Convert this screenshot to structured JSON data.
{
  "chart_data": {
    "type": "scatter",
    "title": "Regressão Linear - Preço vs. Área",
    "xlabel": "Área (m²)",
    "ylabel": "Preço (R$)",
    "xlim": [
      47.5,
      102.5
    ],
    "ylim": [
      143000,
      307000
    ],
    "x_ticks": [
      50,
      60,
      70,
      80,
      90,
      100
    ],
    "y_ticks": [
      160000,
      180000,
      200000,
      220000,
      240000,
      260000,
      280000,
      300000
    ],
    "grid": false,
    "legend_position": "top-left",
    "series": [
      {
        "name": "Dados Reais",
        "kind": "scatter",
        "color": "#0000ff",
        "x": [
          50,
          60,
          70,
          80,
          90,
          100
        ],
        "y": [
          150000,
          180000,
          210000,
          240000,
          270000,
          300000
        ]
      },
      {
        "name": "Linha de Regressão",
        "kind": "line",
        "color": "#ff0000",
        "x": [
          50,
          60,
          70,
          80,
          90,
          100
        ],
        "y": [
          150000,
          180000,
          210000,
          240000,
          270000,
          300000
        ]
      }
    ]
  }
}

━━━━━━━━

### TASK BRIEF
Search the entries for the string "Regressão" and collect each line that has it.

### WRITTEN SOLUTION
    "title": "Regressão Linear - Preço vs. Área",
        "name": "Linha de Regressão",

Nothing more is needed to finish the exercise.